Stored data
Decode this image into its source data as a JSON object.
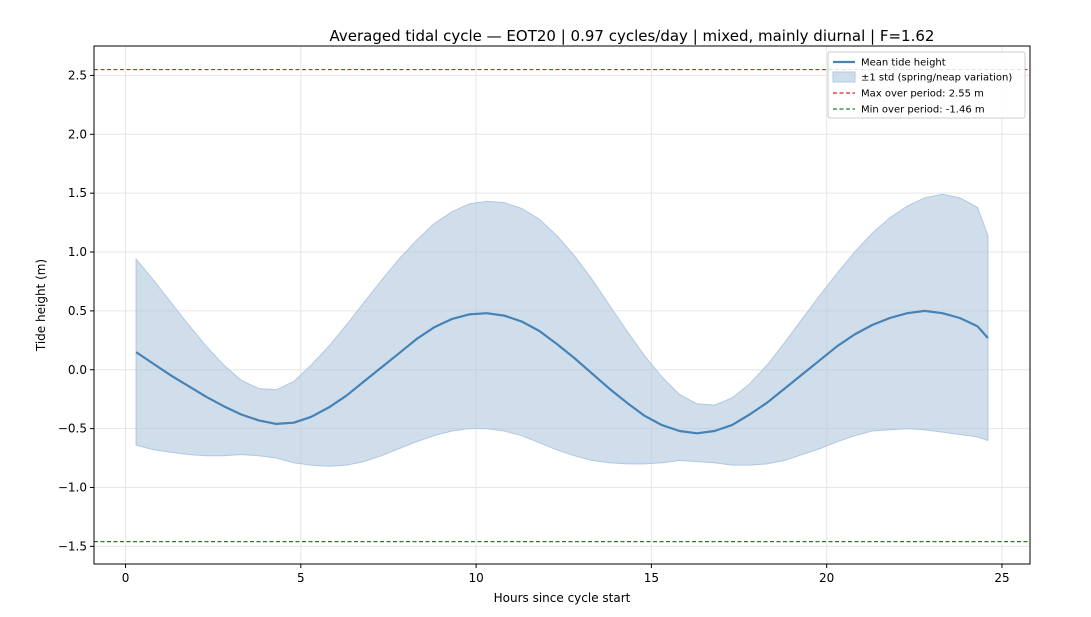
{
  "chart_data": {
    "type": "line",
    "title": "Averaged tidal cycle — EOT20  |  0.97 cycles/day  |  mixed, mainly diurnal  |  F=1.62",
    "xlabel": "Hours since cycle start",
    "ylabel": "Tide height (m)",
    "xlim": [
      -0.9,
      25.8
    ],
    "ylim": [
      -1.65,
      2.75
    ],
    "xticks": [
      0,
      5,
      10,
      15,
      20,
      25
    ],
    "yticks": [
      -1.5,
      -1.0,
      -0.5,
      0.0,
      0.5,
      1.0,
      1.5,
      2.0,
      2.5
    ],
    "grid": true,
    "legend_position": "top-right",
    "x": [
      0.3,
      0.8,
      1.3,
      1.8,
      2.3,
      2.8,
      3.3,
      3.8,
      4.3,
      4.8,
      5.3,
      5.8,
      6.3,
      6.8,
      7.3,
      7.8,
      8.3,
      8.8,
      9.3,
      9.8,
      10.3,
      10.8,
      11.3,
      11.8,
      12.3,
      12.8,
      13.3,
      13.8,
      14.3,
      14.8,
      15.3,
      15.8,
      16.3,
      16.8,
      17.3,
      17.8,
      18.3,
      18.8,
      19.3,
      19.8,
      20.3,
      20.8,
      21.3,
      21.8,
      22.3,
      22.8,
      23.3,
      23.8,
      24.3,
      24.6
    ],
    "series": [
      {
        "name": "Mean tide height",
        "color": "#4682b4",
        "values": [
          0.15,
          0.05,
          -0.05,
          -0.14,
          -0.23,
          -0.31,
          -0.38,
          -0.43,
          -0.46,
          -0.45,
          -0.4,
          -0.32,
          -0.22,
          -0.1,
          0.02,
          0.14,
          0.26,
          0.36,
          0.43,
          0.47,
          0.48,
          0.46,
          0.41,
          0.33,
          0.22,
          0.1,
          -0.03,
          -0.16,
          -0.28,
          -0.39,
          -0.47,
          -0.52,
          -0.54,
          -0.52,
          -0.47,
          -0.38,
          -0.28,
          -0.16,
          -0.04,
          0.08,
          0.2,
          0.3,
          0.38,
          0.44,
          0.48,
          0.5,
          0.48,
          0.44,
          0.37,
          0.27
        ]
      }
    ],
    "band": {
      "name": "±1 std (spring/neap variation)",
      "color": "#b0c8e0",
      "upper": [
        0.94,
        0.76,
        0.57,
        0.38,
        0.2,
        0.04,
        -0.09,
        -0.16,
        -0.17,
        -0.1,
        0.04,
        0.2,
        0.38,
        0.57,
        0.76,
        0.94,
        1.1,
        1.24,
        1.34,
        1.41,
        1.43,
        1.42,
        1.37,
        1.28,
        1.14,
        0.97,
        0.77,
        0.55,
        0.33,
        0.12,
        -0.06,
        -0.21,
        -0.29,
        -0.3,
        -0.24,
        -0.12,
        0.04,
        0.23,
        0.43,
        0.63,
        0.82,
        1.0,
        1.16,
        1.29,
        1.39,
        1.46,
        1.49,
        1.46,
        1.38,
        1.14
      ],
      "lower": [
        -0.64,
        -0.68,
        -0.7,
        -0.72,
        -0.73,
        -0.73,
        -0.72,
        -0.73,
        -0.75,
        -0.79,
        -0.81,
        -0.82,
        -0.81,
        -0.78,
        -0.73,
        -0.67,
        -0.61,
        -0.56,
        -0.52,
        -0.5,
        -0.5,
        -0.52,
        -0.56,
        -0.62,
        -0.68,
        -0.73,
        -0.77,
        -0.79,
        -0.8,
        -0.8,
        -0.79,
        -0.77,
        -0.78,
        -0.79,
        -0.81,
        -0.81,
        -0.8,
        -0.77,
        -0.72,
        -0.67,
        -0.61,
        -0.56,
        -0.52,
        -0.51,
        -0.5,
        -0.51,
        -0.53,
        -0.55,
        -0.57,
        -0.6
      ]
    },
    "reference_lines": [
      {
        "name": "Max over period: 2.55 m",
        "value": 2.55,
        "color": "#d62728"
      },
      {
        "name": "Min over period: -1.46 m",
        "value": -1.46,
        "color": "#2c7a2c"
      }
    ]
  }
}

◆ What is asked: All the material shown above is to be copied exactly, with no pictures carried over.

◆ Solution to the problem:
Decode this image into its source data as a JSON object.
{
  "chart_data": {
    "type": "line",
    "title": "Averaged tidal cycle — EOT20  |  0.97 cycles/day  |  mixed, mainly diurnal  |  F=1.62",
    "xlabel": "Hours since cycle start",
    "ylabel": "Tide height (m)",
    "xlim": [
      -0.9,
      25.8
    ],
    "ylim": [
      -1.65,
      2.75
    ],
    "xticks": [
      0,
      5,
      10,
      15,
      20,
      25
    ],
    "yticks": [
      -1.5,
      -1.0,
      -0.5,
      0.0,
      0.5,
      1.0,
      1.5,
      2.0,
      2.5
    ],
    "grid": true,
    "legend_position": "top-right",
    "x": [
      0.3,
      0.8,
      1.3,
      1.8,
      2.3,
      2.8,
      3.3,
      3.8,
      4.3,
      4.8,
      5.3,
      5.8,
      6.3,
      6.8,
      7.3,
      7.8,
      8.3,
      8.8,
      9.3,
      9.8,
      10.3,
      10.8,
      11.3,
      11.8,
      12.3,
      12.8,
      13.3,
      13.8,
      14.3,
      14.8,
      15.3,
      15.8,
      16.3,
      16.8,
      17.3,
      17.8,
      18.3,
      18.8,
      19.3,
      19.8,
      20.3,
      20.8,
      21.3,
      21.8,
      22.3,
      22.8,
      23.3,
      23.8,
      24.3,
      24.6
    ],
    "series": [
      {
        "name": "Mean tide height",
        "color": "#4682b4",
        "values": [
          0.15,
          0.05,
          -0.05,
          -0.14,
          -0.23,
          -0.31,
          -0.38,
          -0.43,
          -0.46,
          -0.45,
          -0.4,
          -0.32,
          -0.22,
          -0.1,
          0.02,
          0.14,
          0.26,
          0.36,
          0.43,
          0.47,
          0.48,
          0.46,
          0.41,
          0.33,
          0.22,
          0.1,
          -0.03,
          -0.16,
          -0.28,
          -0.39,
          -0.47,
          -0.52,
          -0.54,
          -0.52,
          -0.47,
          -0.38,
          -0.28,
          -0.16,
          -0.04,
          0.08,
          0.2,
          0.3,
          0.38,
          0.44,
          0.48,
          0.5,
          0.48,
          0.44,
          0.37,
          0.27
        ]
      }
    ],
    "band": {
      "name": "±1 std (spring/neap variation)",
      "color": "#b0c8e0",
      "upper": [
        0.94,
        0.76,
        0.57,
        0.38,
        0.2,
        0.04,
        -0.09,
        -0.16,
        -0.17,
        -0.1,
        0.04,
        0.2,
        0.38,
        0.57,
        0.76,
        0.94,
        1.1,
        1.24,
        1.34,
        1.41,
        1.43,
        1.42,
        1.37,
        1.28,
        1.14,
        0.97,
        0.77,
        0.55,
        0.33,
        0.12,
        -0.06,
        -0.21,
        -0.29,
        -0.3,
        -0.24,
        -0.12,
        0.04,
        0.23,
        0.43,
        0.63,
        0.82,
        1.0,
        1.16,
        1.29,
        1.39,
        1.46,
        1.49,
        1.46,
        1.38,
        1.14
      ],
      "lower": [
        -0.64,
        -0.68,
        -0.7,
        -0.72,
        -0.73,
        -0.73,
        -0.72,
        -0.73,
        -0.75,
        -0.79,
        -0.81,
        -0.82,
        -0.81,
        -0.78,
        -0.73,
        -0.67,
        -0.61,
        -0.56,
        -0.52,
        -0.5,
        -0.5,
        -0.52,
        -0.56,
        -0.62,
        -0.68,
        -0.73,
        -0.77,
        -0.79,
        -0.8,
        -0.8,
        -0.79,
        -0.77,
        -0.78,
        -0.79,
        -0.81,
        -0.81,
        -0.8,
        -0.77,
        -0.72,
        -0.67,
        -0.61,
        -0.56,
        -0.52,
        -0.51,
        -0.5,
        -0.51,
        -0.53,
        -0.55,
        -0.57,
        -0.6
      ]
    },
    "reference_lines": [
      {
        "name": "Max over period: 2.55 m",
        "value": 2.55,
        "color": "#d62728"
      },
      {
        "name": "Min over period: -1.46 m",
        "value": -1.46,
        "color": "#2c7a2c"
      }
    ]
  }
}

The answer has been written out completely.